* _Aim of the exercise_
Search the material below for the string "bottom" and list each line that holds it.

* _Data rows_
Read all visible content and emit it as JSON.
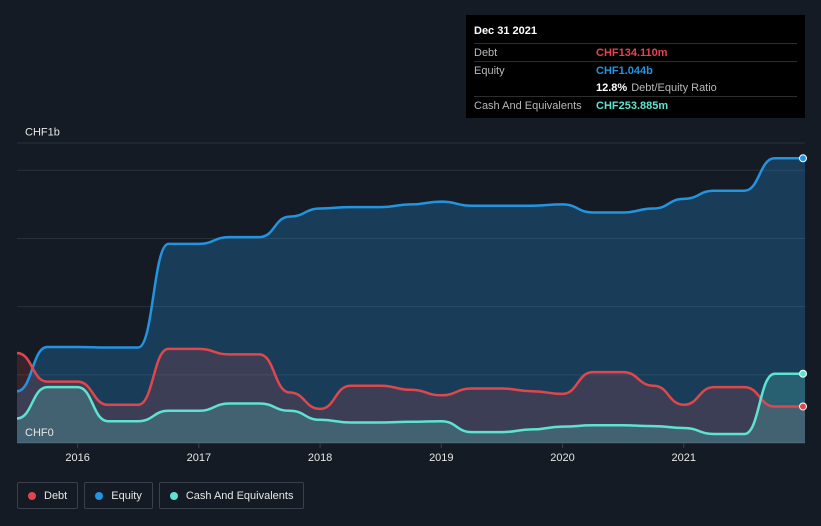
{
  "tooltip": {
    "date": "Dec 31 2021",
    "debt_label": "Debt",
    "debt_value": "CHF134.110m",
    "equity_label": "Equity",
    "equity_value": "CHF1.044b",
    "ratio_value": "12.8%",
    "ratio_label": "Debt/Equity Ratio",
    "cash_label": "Cash And Equivalents",
    "cash_value": "CHF253.885m"
  },
  "legend": {
    "debt": "Debt",
    "equity": "Equity",
    "cash": "Cash And Equivalents"
  },
  "colors": {
    "debt": "#e0474c",
    "equity": "#2394df",
    "cash": "#5ee3d0",
    "background": "#151b24"
  },
  "chart_data": {
    "type": "area",
    "y_unit": "CHF millions",
    "ylim": [
      0,
      1100
    ],
    "xlim": [
      2015.5,
      2022.0
    ],
    "y_tick_labels": [
      {
        "value": 1000,
        "label": "CHF1b"
      },
      {
        "value": 0,
        "label": "CHF0"
      }
    ],
    "x_ticks": [
      2016,
      2017,
      2018,
      2019,
      2020,
      2021
    ],
    "grid": true,
    "legend_position": "bottom-left",
    "series": [
      {
        "name": "Debt",
        "color": "#e0474c",
        "x": [
          2015.5,
          2015.75,
          2016.0,
          2016.25,
          2016.5,
          2016.75,
          2017.0,
          2017.25,
          2017.5,
          2017.75,
          2018.0,
          2018.25,
          2018.5,
          2018.75,
          2019.0,
          2019.25,
          2019.5,
          2019.75,
          2020.0,
          2020.25,
          2020.5,
          2020.75,
          2021.0,
          2021.25,
          2021.5,
          2021.75,
          2022.0
        ],
        "y": [
          330,
          225,
          225,
          140,
          140,
          345,
          345,
          325,
          325,
          185,
          125,
          210,
          210,
          195,
          175,
          200,
          200,
          190,
          180,
          260,
          260,
          210,
          140,
          205,
          205,
          134,
          134
        ]
      },
      {
        "name": "Equity",
        "color": "#2394df",
        "x": [
          2015.5,
          2015.75,
          2016.0,
          2016.25,
          2016.5,
          2016.75,
          2017.0,
          2017.25,
          2017.5,
          2017.75,
          2018.0,
          2018.25,
          2018.5,
          2018.75,
          2019.0,
          2019.25,
          2019.5,
          2019.75,
          2020.0,
          2020.25,
          2020.5,
          2020.75,
          2021.0,
          2021.25,
          2021.5,
          2021.75,
          2022.0
        ],
        "y": [
          190,
          352,
          352,
          350,
          350,
          730,
          730,
          755,
          755,
          830,
          860,
          865,
          865,
          875,
          885,
          870,
          870,
          870,
          875,
          845,
          845,
          860,
          895,
          925,
          925,
          1044,
          1044
        ]
      },
      {
        "name": "Cash And Equivalents",
        "color": "#5ee3d0",
        "x": [
          2015.5,
          2015.75,
          2016.0,
          2016.25,
          2016.5,
          2016.75,
          2017.0,
          2017.25,
          2017.5,
          2017.75,
          2018.0,
          2018.25,
          2018.5,
          2018.75,
          2019.0,
          2019.25,
          2019.5,
          2019.75,
          2020.0,
          2020.25,
          2020.5,
          2020.75,
          2021.0,
          2021.25,
          2021.5,
          2021.75,
          2022.0
        ],
        "y": [
          90,
          205,
          205,
          80,
          80,
          118,
          118,
          145,
          145,
          118,
          85,
          75,
          75,
          78,
          80,
          40,
          40,
          50,
          60,
          65,
          65,
          62,
          55,
          33,
          33,
          254,
          254
        ]
      }
    ]
  }
}
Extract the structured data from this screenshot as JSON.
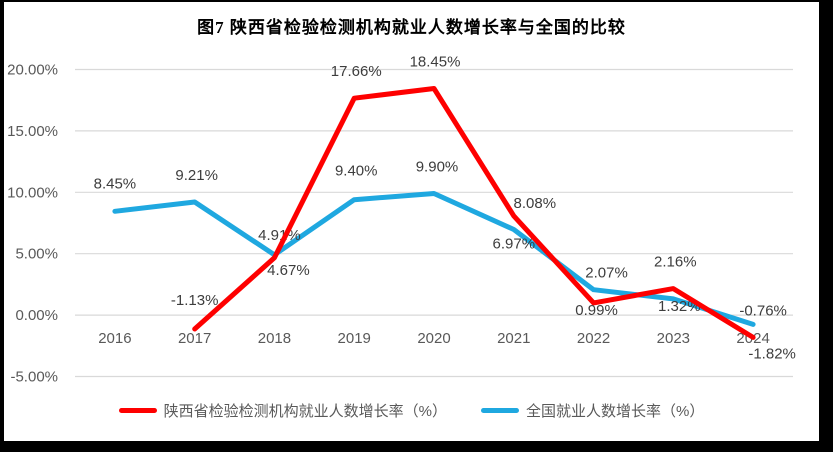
{
  "chart_data": {
    "type": "line",
    "title": "图7 陕西省检验检测机构就业人数增长率与全国的比较",
    "categories": [
      "2016",
      "2017",
      "2018",
      "2019",
      "2020",
      "2021",
      "2022",
      "2023",
      "2024"
    ],
    "series": [
      {
        "name": "全国就业人数增长率（%）",
        "color": "#1fa8e0",
        "values": [
          8.45,
          9.21,
          4.91,
          9.4,
          9.9,
          6.97,
          2.07,
          1.32,
          -0.76
        ],
        "data_labels": [
          "8.45%",
          "9.21%",
          "4.91%",
          "9.40%",
          "9.90%",
          "6.97%",
          "2.07%",
          "1.32%",
          "-0.76%"
        ],
        "label_offsets": [
          [
            0,
            -23
          ],
          [
            2,
            -22
          ],
          [
            5,
            -15
          ],
          [
            2,
            -24
          ],
          [
            3,
            -22
          ],
          [
            0,
            19
          ],
          [
            13,
            -12
          ],
          [
            6,
            12
          ],
          [
            10,
            -9
          ]
        ]
      },
      {
        "name": "陕西省检验检测机构就业人数增长率（%）",
        "color": "#fe0000",
        "values": [
          null,
          -1.13,
          4.67,
          17.66,
          18.45,
          8.08,
          0.99,
          2.16,
          -1.82
        ],
        "data_labels": [
          "",
          "-1.13%",
          "4.67%",
          "17.66%",
          "18.45%",
          "8.08%",
          "0.99%",
          "2.16%",
          "-1.82%"
        ],
        "label_offsets": [
          [
            0,
            0
          ],
          [
            0,
            -24
          ],
          [
            14,
            17
          ],
          [
            2,
            -22
          ],
          [
            1,
            -22
          ],
          [
            21,
            -8
          ],
          [
            3,
            12
          ],
          [
            2,
            -22
          ],
          [
            19,
            21
          ]
        ]
      }
    ],
    "y_axis": {
      "tick_labels": [
        "20.00%",
        "15.00%",
        "10.00%",
        "5.00%",
        "0.00%",
        "-5.00%"
      ],
      "tick_values": [
        20,
        15,
        10,
        5,
        0,
        -5
      ],
      "min": -5,
      "max": 20
    },
    "grid": true,
    "gridline_color": "#d9d9d9",
    "legend_position": "bottom",
    "legend": [
      {
        "label": "陕西省检验检测机构就业人数增长率（%）",
        "color": "#fe0000"
      },
      {
        "label": "全国就业人数增长率（%）",
        "color": "#1fa8e0"
      }
    ]
  }
}
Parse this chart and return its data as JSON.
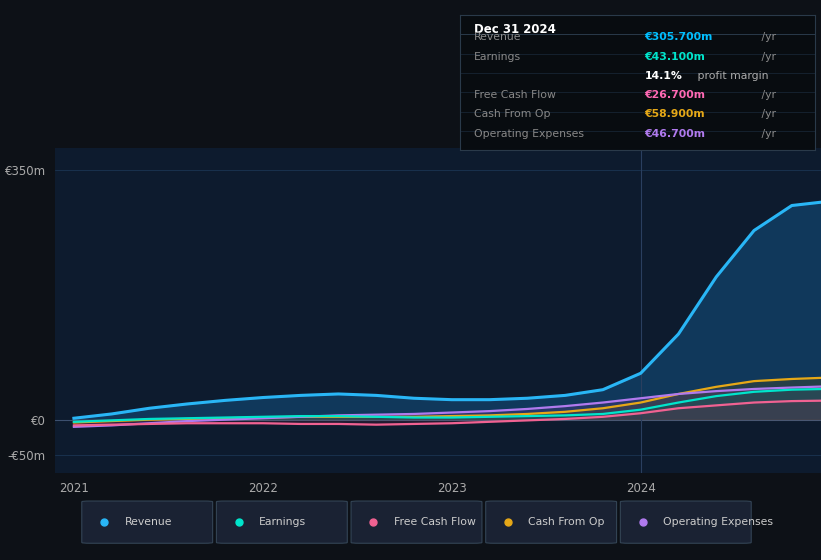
{
  "bg_color": "#0d1117",
  "plot_bg_color": "#0d1b2e",
  "info_box": {
    "title": "Dec 31 2024",
    "rows": [
      {
        "label": "Revenue",
        "value": "€305.700m",
        "suffix": " /yr",
        "value_color": "#00bfff"
      },
      {
        "label": "Earnings",
        "value": "€43.100m",
        "suffix": " /yr",
        "value_color": "#00e5cc"
      },
      {
        "label": "",
        "value": "14.1%",
        "suffix": " profit margin",
        "value_color": "#ffffff"
      },
      {
        "label": "Free Cash Flow",
        "value": "€26.700m",
        "suffix": " /yr",
        "value_color": "#ff69b4"
      },
      {
        "label": "Cash From Op",
        "value": "€58.900m",
        "suffix": " /yr",
        "value_color": "#e6a817"
      },
      {
        "label": "Operating Expenses",
        "value": "€46.700m",
        "suffix": " /yr",
        "value_color": "#b07aee"
      }
    ]
  },
  "years": [
    2021.0,
    2021.2,
    2021.4,
    2021.6,
    2021.8,
    2022.0,
    2022.2,
    2022.4,
    2022.6,
    2022.8,
    2023.0,
    2023.2,
    2023.4,
    2023.6,
    2023.8,
    2024.0,
    2024.2,
    2024.4,
    2024.6,
    2024.8,
    2024.99
  ],
  "revenue": [
    2,
    8,
    16,
    22,
    27,
    31,
    34,
    36,
    34,
    30,
    28,
    28,
    30,
    34,
    42,
    65,
    120,
    200,
    265,
    300,
    305.7
  ],
  "earnings": [
    -3,
    -1,
    1,
    2,
    3,
    4,
    5,
    5,
    4,
    3,
    3,
    4,
    5,
    6,
    8,
    14,
    24,
    33,
    39,
    42,
    43.1
  ],
  "free_cash": [
    -8,
    -7,
    -6,
    -5,
    -5,
    -5,
    -6,
    -6,
    -7,
    -6,
    -5,
    -3,
    -1,
    1,
    4,
    9,
    16,
    20,
    24,
    26,
    26.7
  ],
  "cash_from_op": [
    -4,
    -2,
    0,
    1,
    2,
    3,
    4,
    4,
    4,
    4,
    5,
    6,
    8,
    11,
    16,
    24,
    36,
    46,
    54,
    57,
    58.9
  ],
  "op_expenses": [
    -10,
    -8,
    -5,
    -2,
    0,
    2,
    4,
    6,
    7,
    8,
    10,
    12,
    15,
    19,
    24,
    30,
    36,
    40,
    43,
    45,
    46.7
  ],
  "revenue_color": "#29b6f6",
  "earnings_color": "#00e5cc",
  "free_cash_color": "#f06292",
  "cash_from_op_color": "#e6a817",
  "op_expenses_color": "#b07aee",
  "ylim": [
    -75,
    380
  ],
  "yticks": [
    -50,
    0,
    350
  ],
  "ytick_labels": [
    "-€50m",
    "€0",
    "€350m"
  ],
  "xtick_positions": [
    2021,
    2022,
    2023,
    2024
  ],
  "xtick_labels": [
    "2021",
    "2022",
    "2023",
    "2024"
  ],
  "legend_items": [
    {
      "label": "Revenue",
      "color": "#29b6f6"
    },
    {
      "label": "Earnings",
      "color": "#00e5cc"
    },
    {
      "label": "Free Cash Flow",
      "color": "#f06292"
    },
    {
      "label": "Cash From Op",
      "color": "#e6a817"
    },
    {
      "label": "Operating Expenses",
      "color": "#b07aee"
    }
  ],
  "vline_x": 2024.0,
  "grid_color": "#1e3a5a",
  "zero_line_color": "#556688"
}
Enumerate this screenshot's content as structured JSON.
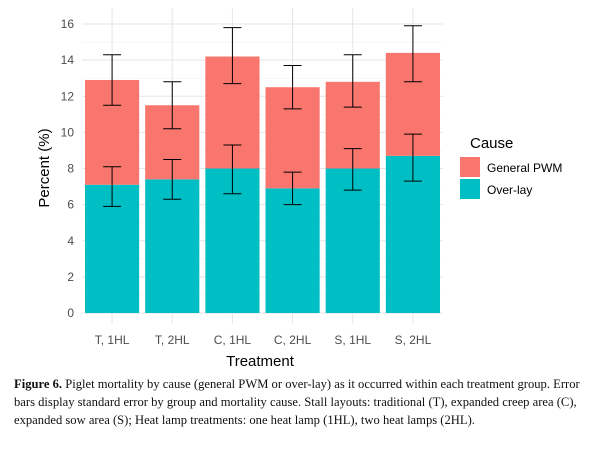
{
  "chart_data": {
    "type": "bar",
    "stacked": true,
    "categories": [
      "T, 1HL",
      "T, 2HL",
      "C, 1HL",
      "C, 2HL",
      "S, 1HL",
      "S, 2HL"
    ],
    "series": [
      {
        "name": "Over-lay",
        "color": "#00BFC4",
        "values": [
          7.1,
          7.4,
          8.0,
          6.9,
          8.0,
          8.7
        ],
        "error_low": [
          5.9,
          6.3,
          6.6,
          6.0,
          6.8,
          7.3
        ],
        "error_high": [
          8.1,
          8.5,
          9.3,
          7.8,
          9.1,
          9.9
        ]
      },
      {
        "name": "General PWM",
        "color": "#F8766D",
        "values": [
          5.8,
          4.1,
          6.2,
          5.6,
          4.8,
          5.7
        ],
        "error_low": [
          11.5,
          10.2,
          12.7,
          11.3,
          11.4,
          12.8
        ],
        "error_high": [
          14.3,
          12.8,
          15.8,
          13.7,
          14.3,
          15.9
        ]
      }
    ],
    "xlabel": "Treatment",
    "ylabel": "Percent (%)",
    "ylim": [
      0,
      16
    ],
    "yticks": [
      "0",
      "2",
      "4",
      "6",
      "8",
      "10",
      "12",
      "14",
      "16"
    ],
    "legend": {
      "title": "Cause",
      "position": "right",
      "entries": [
        "General PWM",
        "Over-lay"
      ]
    },
    "grid": true
  },
  "caption": {
    "label": "Figure 6.",
    "text": "Piglet mortality by cause (general PWM or over-lay) as it occurred within each treatment group. Error bars display standard error by group and mortality cause. Stall layouts: traditional (T), expanded creep area (C), expanded sow area (S); Heat lamp treatments: one heat lamp (1HL), two heat lamps (2HL)."
  }
}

* _Exercise answer_
    "legend_position": "bottom-left",
    "legend_position": "bottom",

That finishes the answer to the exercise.